> [Written problem] Copy out all lines with the word "mạng" in them.

________

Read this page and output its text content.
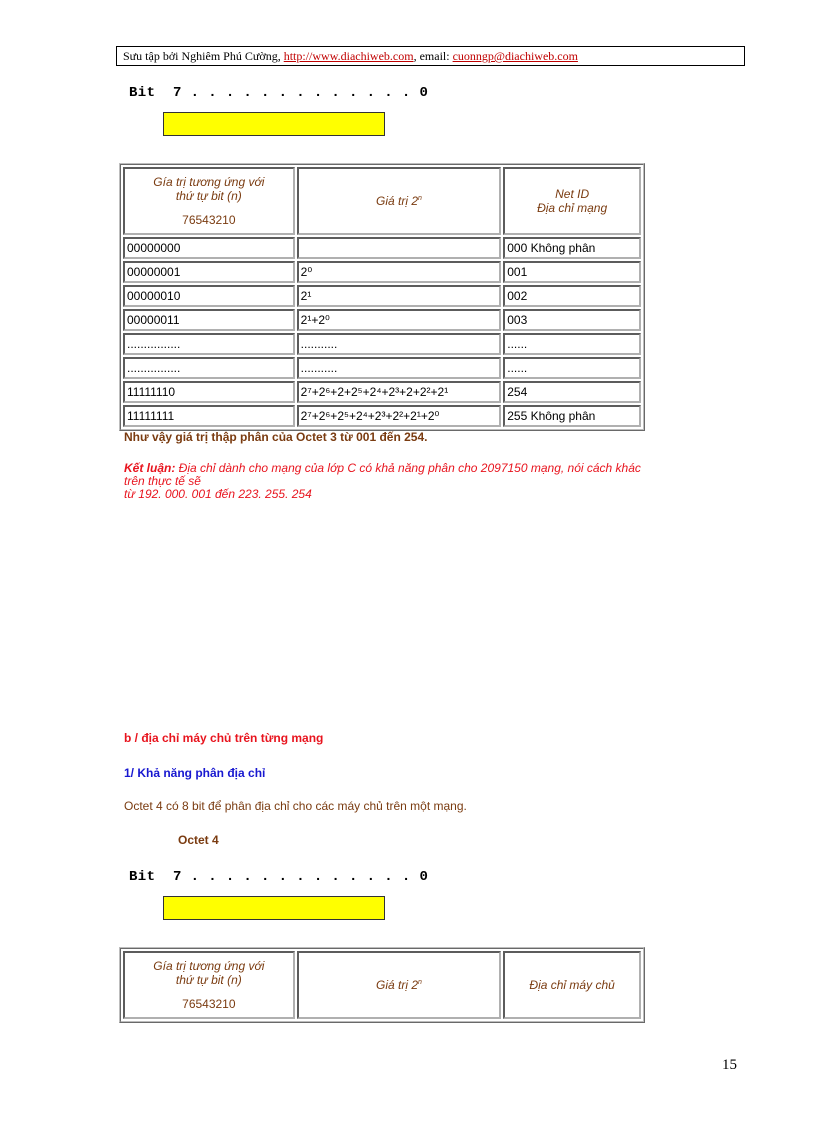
Sưu tập bởi Nghiêm Phú Cường, http://www.diachiweb.com, email: cuonngp@diachiweb.com
Bit  7 . . . . . . . . . . . . . 0
Gía trị tương ứng với
thứ tự bit (n)
76543210	Giá trị 2$^n$	Net ID
Địa chỉ mạng
00000000		000 Không phân
00000001	2⁰	001
00000010	2¹	002
00000011	2¹+2⁰	003
................	...........	......
................	...........	......
11111110	2⁷+2⁶+2+2⁵+2⁴+2³+2+2²+2¹	254
11111111	2⁷+2⁶+2⁵+2⁴+2³+2²+2¹+2⁰	255 Không phân
Như vậy giá trị thập phân của Octet 3 từ 001 đến 254.
Kết luận: Địa chỉ dành cho mạng của lớp C có khả năng phân cho 2097150 mạng, nói cách khác
trên thực tế sẽ
từ 192. 000. 001 đến 223. 255. 254
b / địa chỉ máy chủ trên từng mạng
1/ Khả năng phân địa chỉ
Octet 4 có 8 bit để phân địa chỉ cho các máy chủ trên một mạng.
Octet 4
Bit  7 . . . . . . . . . . . . . 0
Gía trị tương ứng với
thứ tự bit (n)
76543210	Giá trị 2$^n$	Địa chỉ máy chủ
15
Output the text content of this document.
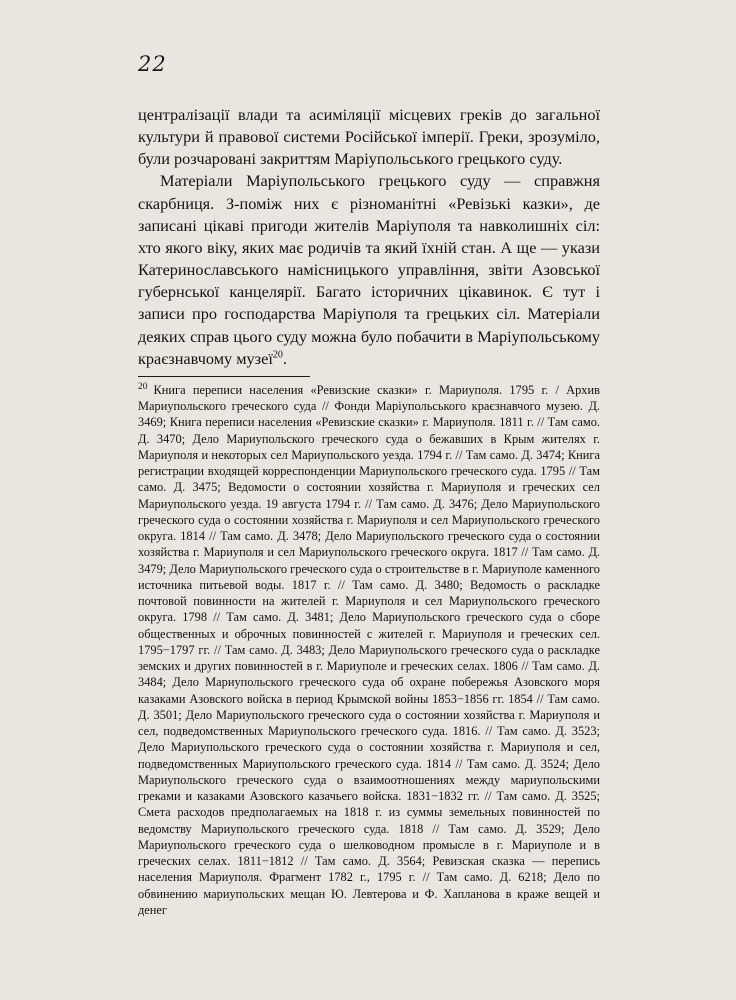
22

централізації влади та асиміляції місцевих греків до загальної культури й правової системи Російської імперії. Греки, зрозуміло, були розчаровані закриттям Маріупольського грецького суду.

Матеріали Маріупольського грецького суду — справжня скарбниця. З-поміж них є різноманітні «Ревізькі казки», де записані цікаві пригоди жителів Маріуполя та навколишніх сіл: хто якого віку, яких має родичів та який їхній стан. А ще — укази Катеринославського намісницького управління, звіти Азовської губернської канцелярії. Багато історичних цікавинок. Є тут і записи про господарства Маріуполя та грецьких сіл. Матеріали деяких справ цього суду можна було побачити в Маріупольському краєзнавчому музеї$^{20}$.

$^{20}$ Книга переписи населения «Ревизские сказки» г. Мариуполя. 1795 г. / Архив Мариупольского греческого суда // Фонди Маріупольського краєзнавчого музею. Д. 3469; Книга переписи населения «Ревизские сказки» г. Мариуполя. 1811 г. // Там само. Д. 3470; Дело Мариупольского греческого суда о бежавших в Крым жителях г. Мариуполя и некоторых сел Мариупольского уезда. 1794 г. // Там само. Д. 3474; Книга регистрации входящей корреспонденции Мариупольского греческого суда. 1795 // Там само. Д. 3475; Ведомости о состоянии хозяйства г. Мариуполя и греческих сел Мариупольского уезда. 19 августа 1794 г. // Там само. Д. 3476; Дело Мариупольского греческого суда о состоянии хозяйства г. Мариуполя и сел Мариупольского греческого округа. 1814 // Там само. Д. 3478; Дело Мариупольского греческого суда о состоянии хозяйства г. Мариуполя и сел Мариупольского греческого округа. 1817 // Там само. Д. 3479; Дело Мариупольского греческого суда о строительстве в г. Мариуполе каменного источника питьевой воды. 1817 г. // Там само. Д. 3480; Ведомость о раскладке почтовой повинности на жителей г. Мариуполя и сел Мариупольского греческого округа. 1798 // Там само. Д. 3481; Дело Мариупольского греческого суда о сборе общественных и оброчных повинностей с жителей г. Мариуполя и греческих сел. 1795−1797 гг. // Там само. Д. 3483; Дело Мариупольского греческого суда о раскладке земских и других повинностей в г. Мариуполе и греческих селах. 1806 // Там само. Д. 3484; Дело Мариупольского греческого суда об охране побережья Азовского моря казаками Азовского войска в период Крымской войны 1853−1856 гг. 1854 // Там само. Д. 3501; Дело Мариупольского греческого суда о состоянии хозяйства г. Мариуполя и сел, подведомственных Мариупольского греческого суда. 1816. // Там само. Д. 3523; Дело Мариупольского греческого суда о состоянии хозяйства г. Мариуполя и сел, подведомственных Мариупольского греческого суда. 1814 // Там само. Д. 3524; Дело Мариупольского греческого суда о взаимоотношениях между мариупольскими греками и казаками Азовского казачьего войска. 1831−1832 гг. // Там само. Д. 3525; Смета расходов предполагаемых на 1818 г. из суммы земельных повинностей по ведомству Мариупольского греческого суда. 1818 // Там само. Д. 3529; Дело Мариупольского греческого суда о шелководном промысле в г. Мариуполе и в греческих селах. 1811−1812 // Там само. Д. 3564; Ревизская сказка — перепись населения Мариуполя. Фрагмент 1782 г., 1795 г. // Там само. Д. 6218; Дело по обвинению мариупольских мещан Ю. Левтерова и Ф. Хапланова в краже вещей и денег
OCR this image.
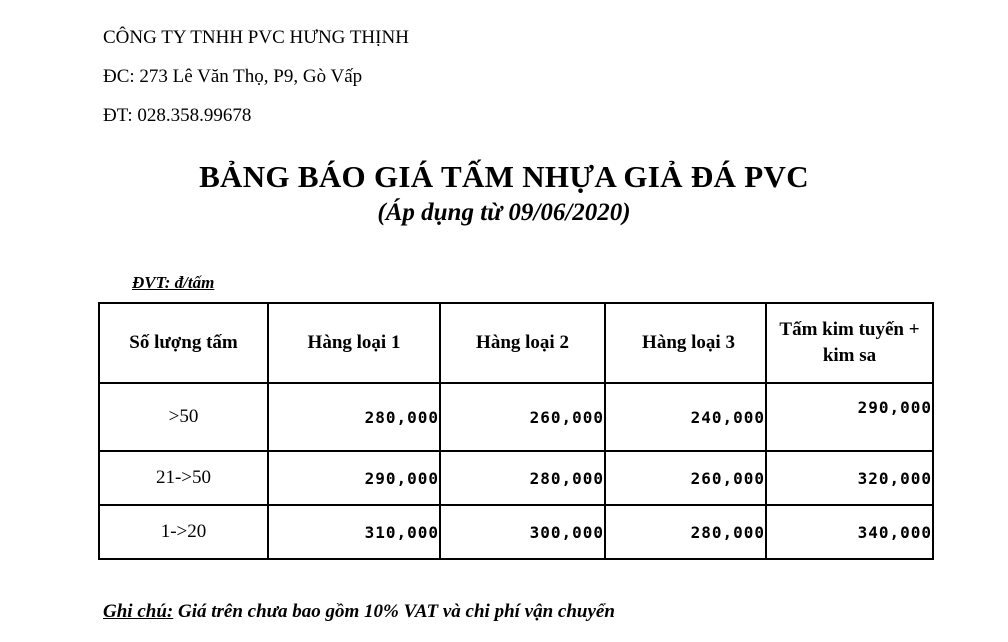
CÔNG TY TNHH PVC HƯNG THỊNH
ĐC: 273 Lê Văn Thọ, P9, Gò Vấp
ĐT: 028.358.99678
BẢNG BÁO GIÁ TẤM NHỰA GIẢ ĐÁ PVC
(Áp dụng từ 09/06/2020)
ĐVT: đ/tấm
Số lượng tấm	Hàng loại 1	Hàng loại 2	Hàng loại 3	Tấm kim tuyến + kim sa
>50	280,000	260,000	240,000	290,000
21->50	290,000	280,000	260,000	320,000
1->20	310,000	300,000	280,000	340,000
Ghi chú: Giá trên chưa bao gồm 10% VAT và chi phí vận chuyển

________

> [Exercise result]
Địa chỉ mạng
Kết luận: Địa chỉ dành cho mạng của lớp C có khả năng phân cho 2097150 mạng, nói cách khác
b / địa chỉ máy chủ trên từng mạng
Octet 4 có 8 bit để phân địa chỉ cho các máy chủ trên một mạng.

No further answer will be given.